SET TASK
Copy the data that follows, character for character, minus the pictures.

MATERIAL FOR THIS TASK
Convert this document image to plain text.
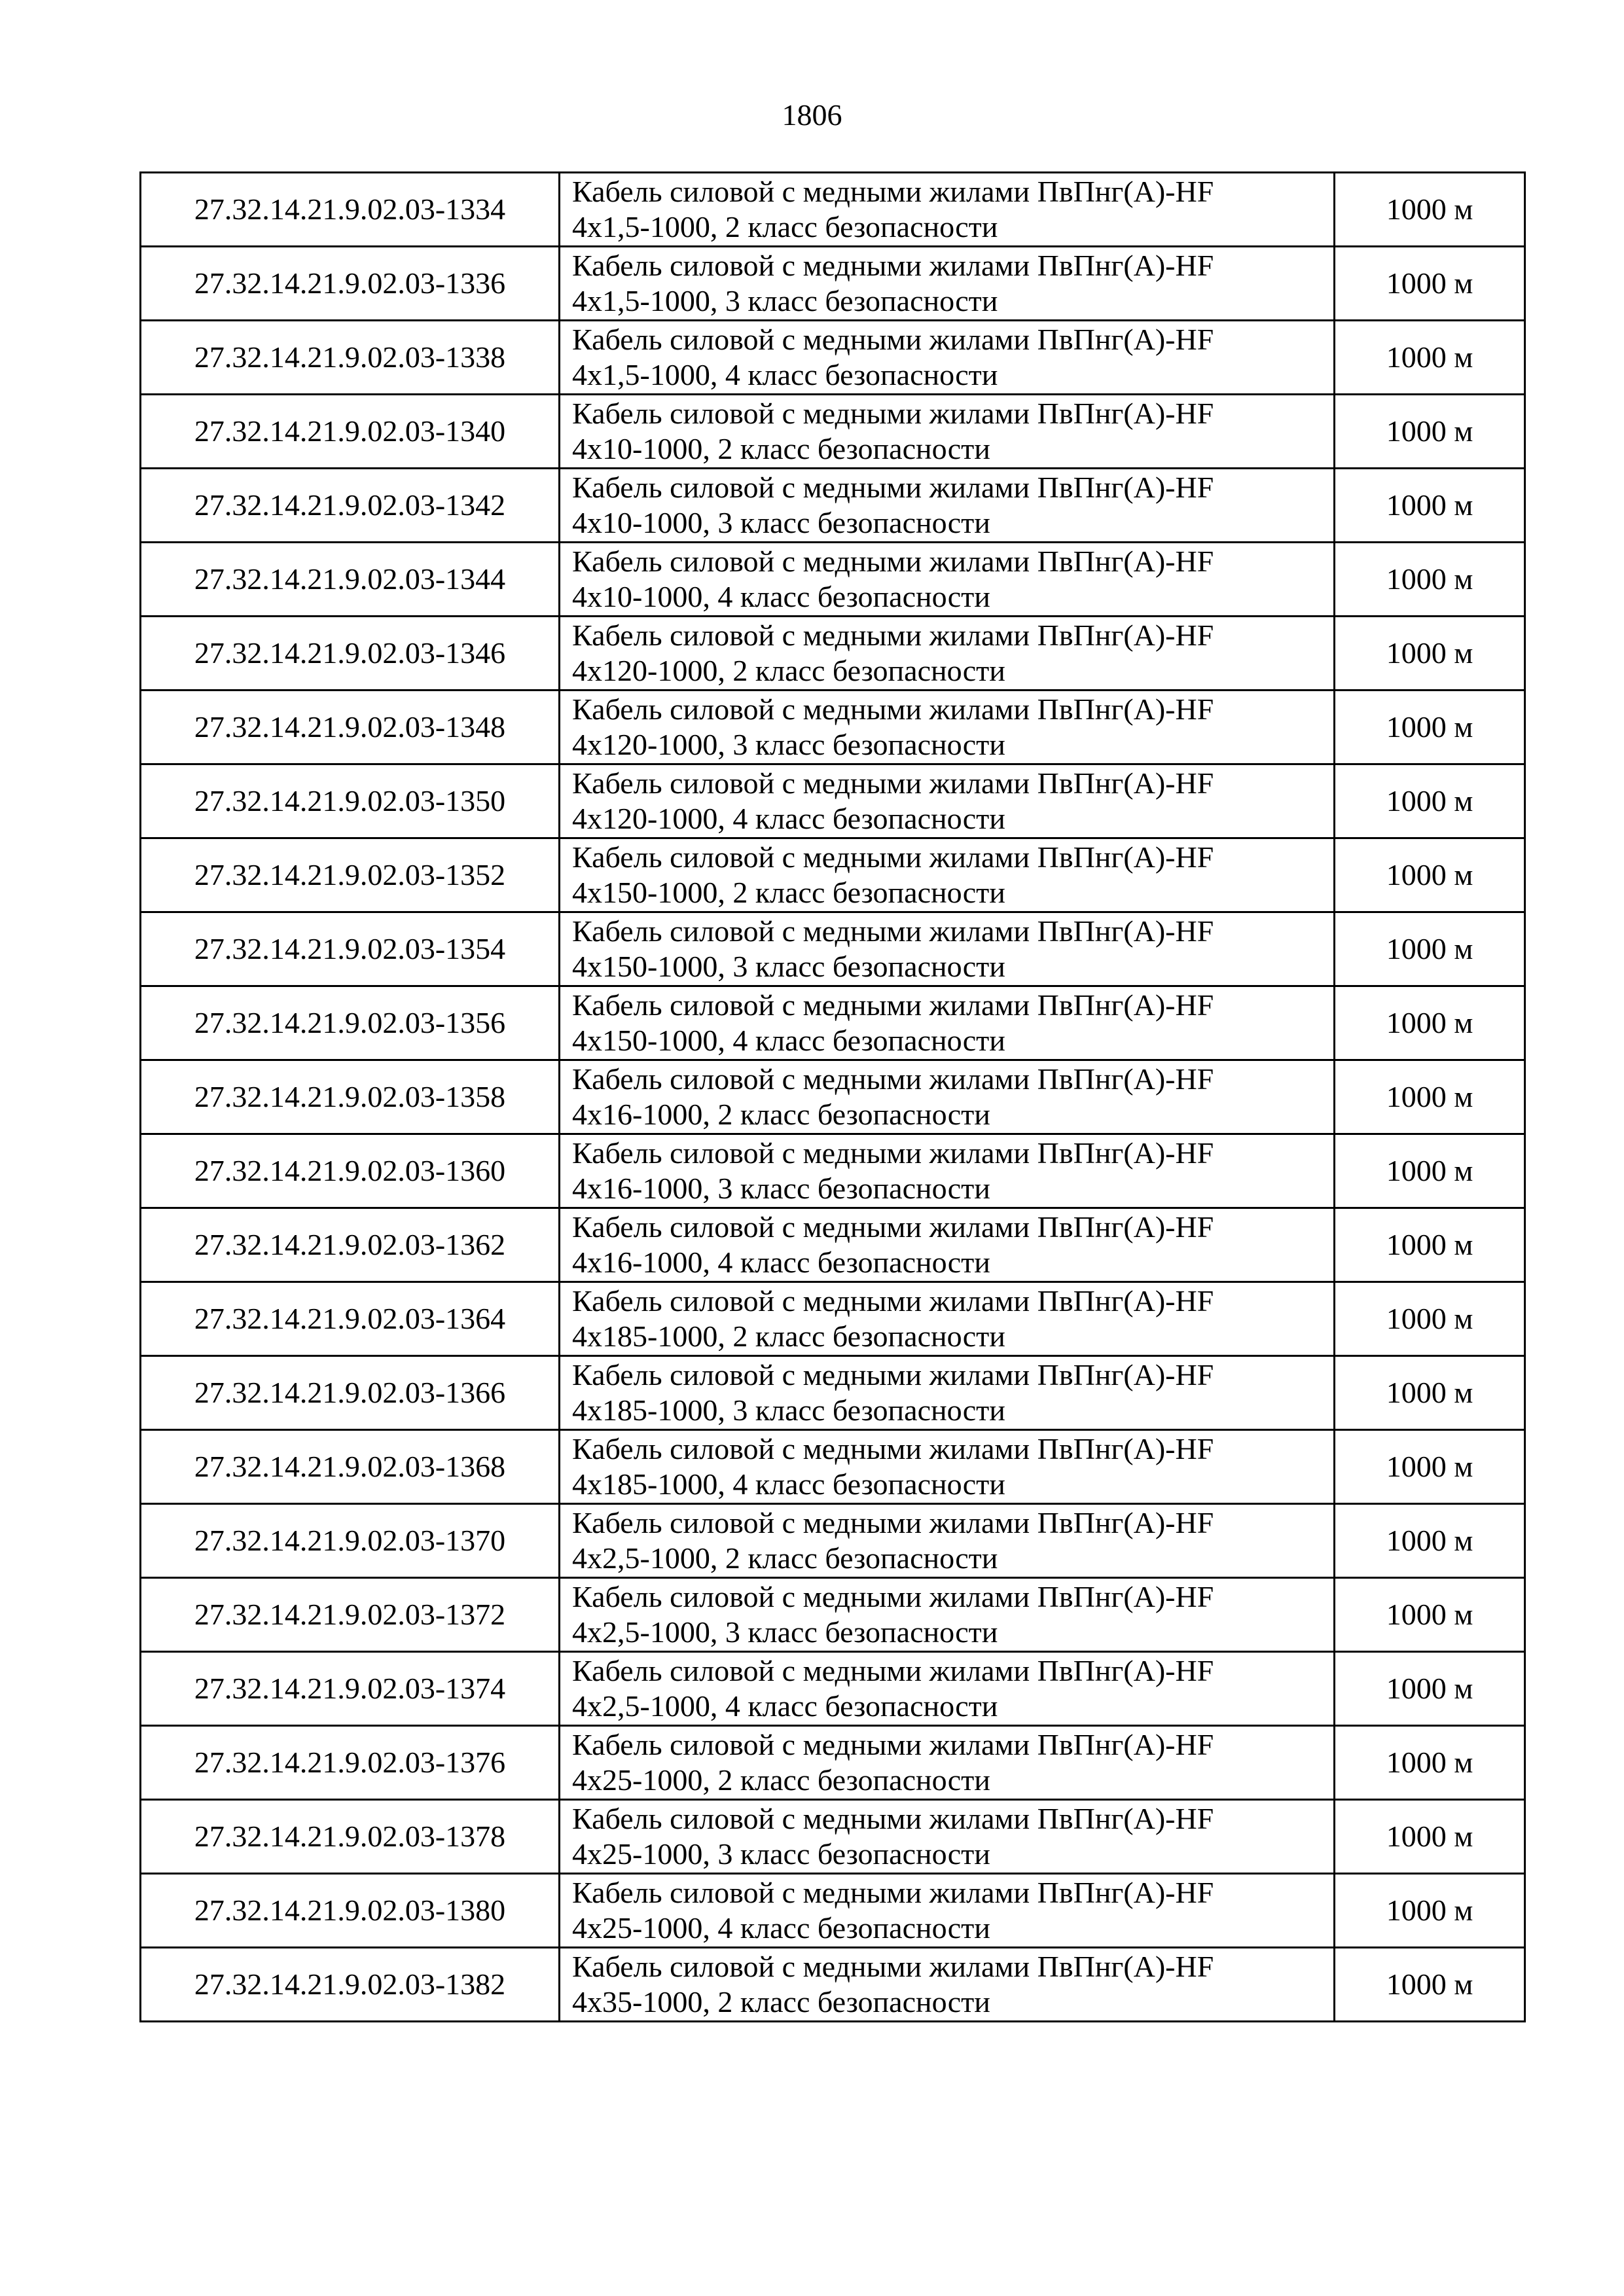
1806
27.32.14.21.9.02.03-1334	Кабель силовой с медными жилами ПвПнг(А)-HF
4х1,5-1000, 2 класс безопасности	1000 м
27.32.14.21.9.02.03-1336	Кабель силовой с медными жилами ПвПнг(А)-HF
4х1,5-1000, 3 класс безопасности	1000 м
27.32.14.21.9.02.03-1338	Кабель силовой с медными жилами ПвПнг(А)-HF
4х1,5-1000, 4 класс безопасности	1000 м
27.32.14.21.9.02.03-1340	Кабель силовой с медными жилами ПвПнг(А)-HF
4х10-1000, 2 класс безопасности	1000 м
27.32.14.21.9.02.03-1342	Кабель силовой с медными жилами ПвПнг(А)-HF
4х10-1000, 3 класс безопасности	1000 м
27.32.14.21.9.02.03-1344	Кабель силовой с медными жилами ПвПнг(А)-HF
4х10-1000, 4 класс безопасности	1000 м
27.32.14.21.9.02.03-1346	Кабель силовой с медными жилами ПвПнг(А)-HF
4х120-1000, 2 класс безопасности	1000 м
27.32.14.21.9.02.03-1348	Кабель силовой с медными жилами ПвПнг(А)-HF
4х120-1000, 3 класс безопасности	1000 м
27.32.14.21.9.02.03-1350	Кабель силовой с медными жилами ПвПнг(А)-HF
4х120-1000, 4 класс безопасности	1000 м
27.32.14.21.9.02.03-1352	Кабель силовой с медными жилами ПвПнг(А)-HF
4х150-1000, 2 класс безопасности	1000 м
27.32.14.21.9.02.03-1354	Кабель силовой с медными жилами ПвПнг(А)-HF
4х150-1000, 3 класс безопасности	1000 м
27.32.14.21.9.02.03-1356	Кабель силовой с медными жилами ПвПнг(А)-HF
4х150-1000, 4 класс безопасности	1000 м
27.32.14.21.9.02.03-1358	Кабель силовой с медными жилами ПвПнг(А)-HF
4х16-1000, 2 класс безопасности	1000 м
27.32.14.21.9.02.03-1360	Кабель силовой с медными жилами ПвПнг(А)-HF
4х16-1000, 3 класс безопасности	1000 м
27.32.14.21.9.02.03-1362	Кабель силовой с медными жилами ПвПнг(А)-HF
4х16-1000, 4 класс безопасности	1000 м
27.32.14.21.9.02.03-1364	Кабель силовой с медными жилами ПвПнг(А)-HF
4х185-1000, 2 класс безопасности	1000 м
27.32.14.21.9.02.03-1366	Кабель силовой с медными жилами ПвПнг(А)-HF
4х185-1000, 3 класс безопасности	1000 м
27.32.14.21.9.02.03-1368	Кабель силовой с медными жилами ПвПнг(А)-HF
4х185-1000, 4 класс безопасности	1000 м
27.32.14.21.9.02.03-1370	Кабель силовой с медными жилами ПвПнг(А)-HF
4х2,5-1000, 2 класс безопасности	1000 м
27.32.14.21.9.02.03-1372	Кабель силовой с медными жилами ПвПнг(А)-HF
4х2,5-1000, 3 класс безопасности	1000 м
27.32.14.21.9.02.03-1374	Кабель силовой с медными жилами ПвПнг(А)-HF
4х2,5-1000, 4 класс безопасности	1000 м
27.32.14.21.9.02.03-1376	Кабель силовой с медными жилами ПвПнг(А)-HF
4х25-1000, 2 класс безопасности	1000 м
27.32.14.21.9.02.03-1378	Кабель силовой с медными жилами ПвПнг(А)-HF
4х25-1000, 3 класс безопасности	1000 м
27.32.14.21.9.02.03-1380	Кабель силовой с медными жилами ПвПнг(А)-HF
4х25-1000, 4 класс безопасности	1000 м
27.32.14.21.9.02.03-1382	Кабель силовой с медными жилами ПвПнг(А)-HF
4х35-1000, 2 класс безопасности	1000 м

CORRECT ANSWER
Convert this document image to plain text.
1806
27.32.14.21.9.02.03-1334	Кабель силовой с медными жилами ПвПнг(А)-HF
4х1,5-1000, 2 класс безопасности	1000 м
27.32.14.21.9.02.03-1336	Кабель силовой с медными жилами ПвПнг(А)-HF
4х1,5-1000, 3 класс безопасности	1000 м
27.32.14.21.9.02.03-1338	Кабель силовой с медными жилами ПвПнг(А)-HF
4х1,5-1000, 4 класс безопасности	1000 м
27.32.14.21.9.02.03-1340	Кабель силовой с медными жилами ПвПнг(А)-HF
4х10-1000, 2 класс безопасности	1000 м
27.32.14.21.9.02.03-1342	Кабель силовой с медными жилами ПвПнг(А)-HF
4х10-1000, 3 класс безопасности	1000 м
27.32.14.21.9.02.03-1344	Кабель силовой с медными жилами ПвПнг(А)-HF
4х10-1000, 4 класс безопасности	1000 м
27.32.14.21.9.02.03-1346	Кабель силовой с медными жилами ПвПнг(А)-HF
4х120-1000, 2 класс безопасности	1000 м
27.32.14.21.9.02.03-1348	Кабель силовой с медными жилами ПвПнг(А)-HF
4х120-1000, 3 класс безопасности	1000 м
27.32.14.21.9.02.03-1350	Кабель силовой с медными жилами ПвПнг(А)-HF
4х120-1000, 4 класс безопасности	1000 м
27.32.14.21.9.02.03-1352	Кабель силовой с медными жилами ПвПнг(А)-HF
4х150-1000, 2 класс безопасности	1000 м
27.32.14.21.9.02.03-1354	Кабель силовой с медными жилами ПвПнг(А)-HF
4х150-1000, 3 класс безопасности	1000 м
27.32.14.21.9.02.03-1356	Кабель силовой с медными жилами ПвПнг(А)-HF
4х150-1000, 4 класс безопасности	1000 м
27.32.14.21.9.02.03-1358	Кабель силовой с медными жилами ПвПнг(А)-HF
4х16-1000, 2 класс безопасности	1000 м
27.32.14.21.9.02.03-1360	Кабель силовой с медными жилами ПвПнг(А)-HF
4х16-1000, 3 класс безопасности	1000 м
27.32.14.21.9.02.03-1362	Кабель силовой с медными жилами ПвПнг(А)-HF
4х16-1000, 4 класс безопасности	1000 м
27.32.14.21.9.02.03-1364	Кабель силовой с медными жилами ПвПнг(А)-HF
4х185-1000, 2 класс безопасности	1000 м
27.32.14.21.9.02.03-1366	Кабель силовой с медными жилами ПвПнг(А)-HF
4х185-1000, 3 класс безопасности	1000 м
27.32.14.21.9.02.03-1368	Кабель силовой с медными жилами ПвПнг(А)-HF
4х185-1000, 4 класс безопасности	1000 м
27.32.14.21.9.02.03-1370	Кабель силовой с медными жилами ПвПнг(А)-HF
4х2,5-1000, 2 класс безопасности	1000 м
27.32.14.21.9.02.03-1372	Кабель силовой с медными жилами ПвПнг(А)-HF
4х2,5-1000, 3 класс безопасности	1000 м
27.32.14.21.9.02.03-1374	Кабель силовой с медными жилами ПвПнг(А)-HF
4х2,5-1000, 4 класс безопасности	1000 м
27.32.14.21.9.02.03-1376	Кабель силовой с медными жилами ПвПнг(А)-HF
4х25-1000, 2 класс безопасности	1000 м
27.32.14.21.9.02.03-1378	Кабель силовой с медными жилами ПвПнг(А)-HF
4х25-1000, 3 класс безопасности	1000 м
27.32.14.21.9.02.03-1380	Кабель силовой с медными жилами ПвПнг(А)-HF
4х25-1000, 4 класс безопасности	1000 м
27.32.14.21.9.02.03-1382	Кабель силовой с медными жилами ПвПнг(А)-HF
4х35-1000, 2 класс безопасности	1000 м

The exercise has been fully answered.